> BRIEF:
Set down all of the data that follows word for word, without the images.
-.-.-
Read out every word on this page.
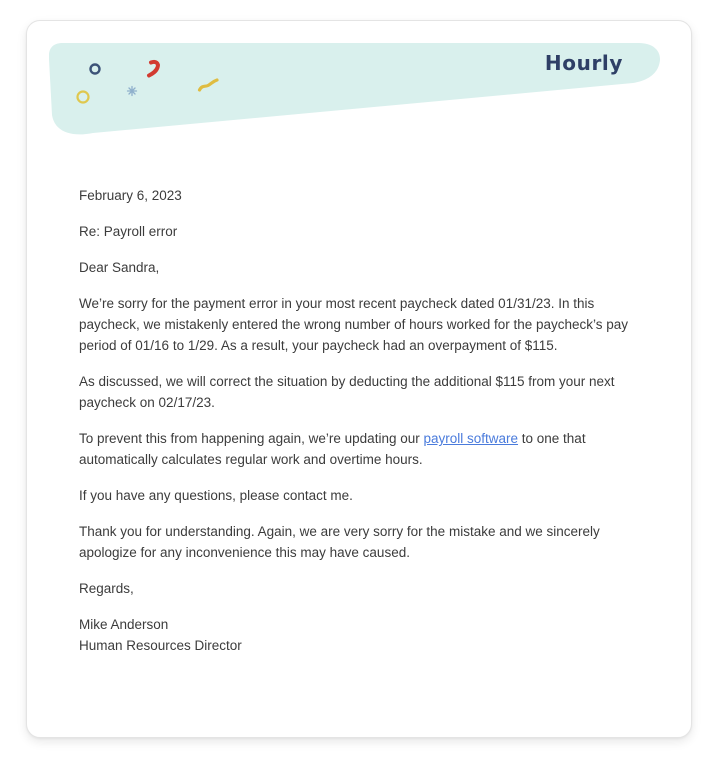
Hourly

February 6, 2023

Re: Payroll error

Dear Sandra,

We’re sorry for the payment error in your most recent paycheck dated 01/31/23. In this paycheck, we mistakenly entered the wrong number of hours worked for the paycheck’s pay period of 01/16 to 1/29. As a result, your paycheck had an overpayment of $115.

As discussed, we will correct the situation by deducting the additional $115 from your next paycheck on 02/17/23.

To prevent this from happening again, we’re updating our payroll software to one that automatically calculates regular work and overtime hours.

If you have any questions, please contact me.

Thank you for understanding. Again, we are very sorry for the mistake and we sincerely apologize for any inconvenience this may have caused.

Regards,

Mike Anderson

Human Resources Director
-.-.-
> TASK OUTPUT:
Read out every word on this page.
Hourly

February 6, 2023

Re: Payroll error

Dear Sandra,

We’re sorry for the payment error in your most recent paycheck dated 01/31/23. In this paycheck, we mistakenly entered the wrong number of hours worked for the paycheck’s pay period of 01/16 to 1/29. As a result, your paycheck had an overpayment of $115.

As discussed, we will correct the situation by deducting the additional $115 from your next paycheck on 02/17/23.

To prevent this from happening again, we’re updating our payroll software to one that automatically calculates regular work and overtime hours.

If you have any questions, please contact me.

Thank you for understanding. Again, we are very sorry for the mistake and we sincerely apologize for any inconvenience this may have caused.

Regards,

Mike Anderson

Human Resources Director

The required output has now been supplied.